• SUPPLIED MATERIAL:
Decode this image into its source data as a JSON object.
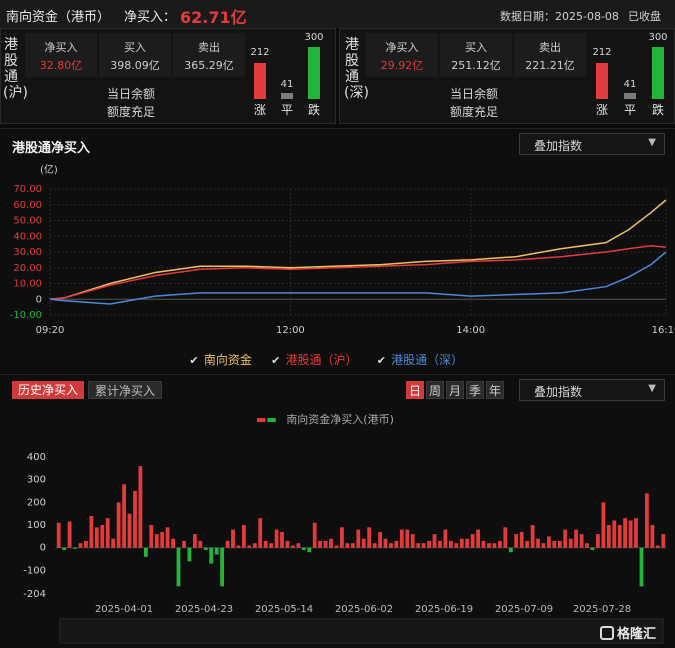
{
  "header": {
    "title": "南向资金（港币）",
    "net_label": "净买入：",
    "net_value": "62.71亿",
    "date_label": "数据日期：2025-08-08",
    "status": "已收盘"
  },
  "panels": [
    {
      "label": "港股通(沪)",
      "net_buy_label": "净买入",
      "net_buy": "32.80亿",
      "buy_label": "买入",
      "buy": "398.09亿",
      "sell_label": "卖出",
      "sell": "365.29亿",
      "quota_line1": "当日余额",
      "quota_line2": "额度充足",
      "up_count": "212",
      "flat_count": "41",
      "down_count": "300",
      "up_label": "涨",
      "flat_label": "平",
      "down_label": "跌"
    },
    {
      "label": "港股通(深)",
      "net_buy_label": "净买入",
      "net_buy": "29.92亿",
      "buy_label": "买入",
      "buy": "251.12亿",
      "sell_label": "卖出",
      "sell": "221.21亿",
      "quota_line1": "当日余额",
      "quota_line2": "额度充足",
      "up_count": "212",
      "flat_count": "41",
      "down_count": "300",
      "up_label": "涨",
      "flat_label": "平",
      "down_label": "跌"
    }
  ],
  "intraday": {
    "title": "港股通净买入",
    "dropdown": "叠加指数",
    "unit": "(亿)",
    "legend": [
      {
        "label": "南向资金",
        "color": "#f0c060"
      },
      {
        "label": "港股通（沪）",
        "color": "#e23b3b"
      },
      {
        "label": "港股通（深）",
        "color": "#4a8ad8"
      }
    ]
  },
  "history": {
    "tab_active": "历史净买入",
    "tab_inactive": "累计净买入",
    "periods": [
      "日",
      "周",
      "月",
      "季",
      "年"
    ],
    "active_period": "日",
    "dropdown": "叠加指数",
    "legend_label": "南向资金净买入(港币)",
    "logo": "格隆汇"
  },
  "colors": {
    "red": "#e23b3b",
    "green": "#22b53a",
    "yellow": "#f0c060",
    "blue": "#4a8ad8"
  },
  "chart_data": [
    {
      "type": "line",
      "ylabel": "(亿)",
      "ylim": [
        -10,
        70
      ],
      "yticks": [
        "70.00",
        "60.00",
        "50.00",
        "40.00",
        "30.00",
        "20.00",
        "10.00",
        "0",
        "-10.00"
      ],
      "xticks": [
        "09:20",
        "12:00",
        "14:00",
        "16:10"
      ],
      "series": [
        {
          "name": "南向资金",
          "color": "#f0c060",
          "x": [
            "09:20",
            "09:30",
            "10:00",
            "10:30",
            "11:00",
            "11:30",
            "12:00",
            "13:00",
            "13:30",
            "14:00",
            "14:30",
            "15:00",
            "15:30",
            "15:45",
            "16:00",
            "16:10"
          ],
          "values": [
            0,
            1,
            10,
            17,
            21,
            21,
            20,
            22,
            24,
            25,
            27,
            32,
            36,
            44,
            55,
            63
          ]
        },
        {
          "name": "港股通（沪）",
          "color": "#e23b3b",
          "x": [
            "09:20",
            "09:30",
            "10:00",
            "10:30",
            "11:00",
            "11:30",
            "12:00",
            "13:00",
            "13:30",
            "14:00",
            "14:30",
            "15:00",
            "15:30",
            "15:45",
            "16:00",
            "16:10"
          ],
          "values": [
            0,
            1,
            9,
            15,
            19,
            20,
            19,
            21,
            22,
            24,
            25,
            27,
            30,
            32,
            34,
            33
          ]
        },
        {
          "name": "港股通（深）",
          "color": "#4a8ad8",
          "x": [
            "09:20",
            "09:30",
            "10:00",
            "10:30",
            "11:00",
            "11:30",
            "12:00",
            "13:00",
            "13:30",
            "14:00",
            "14:30",
            "15:00",
            "15:30",
            "15:45",
            "16:00",
            "16:10"
          ],
          "values": [
            0,
            -1,
            -3,
            2,
            4,
            4,
            4,
            4,
            4,
            2,
            3,
            4,
            8,
            14,
            22,
            30
          ]
        }
      ]
    },
    {
      "type": "bar",
      "series": [
        {
          "name": "南向资金净买入(港币)"
        }
      ],
      "ylim": [
        -204,
        400
      ],
      "yticks": [
        "400",
        "300",
        "200",
        "100",
        "0",
        "-100",
        "-204"
      ],
      "xticks": [
        "2025-04-01",
        "2025-04-23",
        "2025-05-14",
        "2025-06-02",
        "2025-06-19",
        "2025-07-09",
        "2025-07-28"
      ],
      "values": [
        110,
        -10,
        115,
        -5,
        20,
        30,
        140,
        90,
        100,
        130,
        40,
        200,
        280,
        150,
        250,
        360,
        -40,
        100,
        60,
        70,
        90,
        40,
        -170,
        30,
        -60,
        60,
        30,
        -10,
        -70,
        -30,
        -170,
        30,
        80,
        10,
        100,
        10,
        20,
        130,
        30,
        20,
        80,
        70,
        30,
        10,
        20,
        -10,
        -20,
        110,
        30,
        30,
        40,
        10,
        90,
        20,
        20,
        80,
        40,
        90,
        20,
        70,
        40,
        20,
        30,
        80,
        80,
        60,
        20,
        20,
        30,
        60,
        30,
        80,
        30,
        20,
        40,
        40,
        60,
        80,
        30,
        20,
        20,
        30,
        90,
        -20,
        60,
        70,
        30,
        100,
        40,
        20,
        50,
        30,
        30,
        80,
        40,
        80,
        60,
        20,
        -10,
        60,
        200,
        100,
        120,
        100,
        130,
        120,
        130,
        -170,
        240,
        100,
        10,
        60
      ]
    }
  ]
}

• GOAL OF THE EXERCISE:
Copy the records above exactly. The pictures are not part of the copy.

• ANSWER TO THIS TASK:
Decode this image into its source data as a JSON object.
{
  "header": {
    "title": "南向资金（港币）",
    "net_label": "净买入：",
    "net_value": "62.71亿",
    "date_label": "数据日期：2025-08-08",
    "status": "已收盘"
  },
  "panels": [
    {
      "label": "港股通(沪)",
      "net_buy_label": "净买入",
      "net_buy": "32.80亿",
      "buy_label": "买入",
      "buy": "398.09亿",
      "sell_label": "卖出",
      "sell": "365.29亿",
      "quota_line1": "当日余额",
      "quota_line2": "额度充足",
      "up_count": "212",
      "flat_count": "41",
      "down_count": "300",
      "up_label": "涨",
      "flat_label": "平",
      "down_label": "跌"
    },
    {
      "label": "港股通(深)",
      "net_buy_label": "净买入",
      "net_buy": "29.92亿",
      "buy_label": "买入",
      "buy": "251.12亿",
      "sell_label": "卖出",
      "sell": "221.21亿",
      "quota_line1": "当日余额",
      "quota_line2": "额度充足",
      "up_count": "212",
      "flat_count": "41",
      "down_count": "300",
      "up_label": "涨",
      "flat_label": "平",
      "down_label": "跌"
    }
  ],
  "intraday": {
    "title": "港股通净买入",
    "dropdown": "叠加指数",
    "unit": "(亿)",
    "legend": [
      {
        "label": "南向资金",
        "color": "#f0c060"
      },
      {
        "label": "港股通（沪）",
        "color": "#e23b3b"
      },
      {
        "label": "港股通（深）",
        "color": "#4a8ad8"
      }
    ]
  },
  "history": {
    "tab_active": "历史净买入",
    "tab_inactive": "累计净买入",
    "periods": [
      "日",
      "周",
      "月",
      "季",
      "年"
    ],
    "active_period": "日",
    "dropdown": "叠加指数",
    "legend_label": "南向资金净买入(港币)",
    "logo": "格隆汇"
  },
  "colors": {
    "red": "#e23b3b",
    "green": "#22b53a",
    "yellow": "#f0c060",
    "blue": "#4a8ad8"
  },
  "chart_data": [
    {
      "type": "line",
      "ylabel": "(亿)",
      "ylim": [
        -10,
        70
      ],
      "yticks": [
        "70.00",
        "60.00",
        "50.00",
        "40.00",
        "30.00",
        "20.00",
        "10.00",
        "0",
        "-10.00"
      ],
      "xticks": [
        "09:20",
        "12:00",
        "14:00",
        "16:10"
      ],
      "series": [
        {
          "name": "南向资金",
          "color": "#f0c060",
          "x": [
            "09:20",
            "09:30",
            "10:00",
            "10:30",
            "11:00",
            "11:30",
            "12:00",
            "13:00",
            "13:30",
            "14:00",
            "14:30",
            "15:00",
            "15:30",
            "15:45",
            "16:00",
            "16:10"
          ],
          "values": [
            0,
            1,
            10,
            17,
            21,
            21,
            20,
            22,
            24,
            25,
            27,
            32,
            36,
            44,
            55,
            63
          ]
        },
        {
          "name": "港股通（沪）",
          "color": "#e23b3b",
          "x": [
            "09:20",
            "09:30",
            "10:00",
            "10:30",
            "11:00",
            "11:30",
            "12:00",
            "13:00",
            "13:30",
            "14:00",
            "14:30",
            "15:00",
            "15:30",
            "15:45",
            "16:00",
            "16:10"
          ],
          "values": [
            0,
            1,
            9,
            15,
            19,
            20,
            19,
            21,
            22,
            24,
            25,
            27,
            30,
            32,
            34,
            33
          ]
        },
        {
          "name": "港股通（深）",
          "color": "#4a8ad8",
          "x": [
            "09:20",
            "09:30",
            "10:00",
            "10:30",
            "11:00",
            "11:30",
            "12:00",
            "13:00",
            "13:30",
            "14:00",
            "14:30",
            "15:00",
            "15:30",
            "15:45",
            "16:00",
            "16:10"
          ],
          "values": [
            0,
            -1,
            -3,
            2,
            4,
            4,
            4,
            4,
            4,
            2,
            3,
            4,
            8,
            14,
            22,
            30
          ]
        }
      ]
    },
    {
      "type": "bar",
      "series": [
        {
          "name": "南向资金净买入(港币)"
        }
      ],
      "ylim": [
        -204,
        400
      ],
      "yticks": [
        "400",
        "300",
        "200",
        "100",
        "0",
        "-100",
        "-204"
      ],
      "xticks": [
        "2025-04-01",
        "2025-04-23",
        "2025-05-14",
        "2025-06-02",
        "2025-06-19",
        "2025-07-09",
        "2025-07-28"
      ],
      "values": [
        110,
        -10,
        115,
        -5,
        20,
        30,
        140,
        90,
        100,
        130,
        40,
        200,
        280,
        150,
        250,
        360,
        -40,
        100,
        60,
        70,
        90,
        40,
        -170,
        30,
        -60,
        60,
        30,
        -10,
        -70,
        -30,
        -170,
        30,
        80,
        10,
        100,
        10,
        20,
        130,
        30,
        20,
        80,
        70,
        30,
        10,
        20,
        -10,
        -20,
        110,
        30,
        30,
        40,
        10,
        90,
        20,
        20,
        80,
        40,
        90,
        20,
        70,
        40,
        20,
        30,
        80,
        80,
        60,
        20,
        20,
        30,
        60,
        30,
        80,
        30,
        20,
        40,
        40,
        60,
        80,
        30,
        20,
        20,
        30,
        90,
        -20,
        60,
        70,
        30,
        100,
        40,
        20,
        50,
        30,
        30,
        80,
        40,
        80,
        60,
        20,
        -10,
        60,
        200,
        100,
        120,
        100,
        130,
        120,
        130,
        -170,
        240,
        100,
        10,
        60
      ]
    }
  ]
}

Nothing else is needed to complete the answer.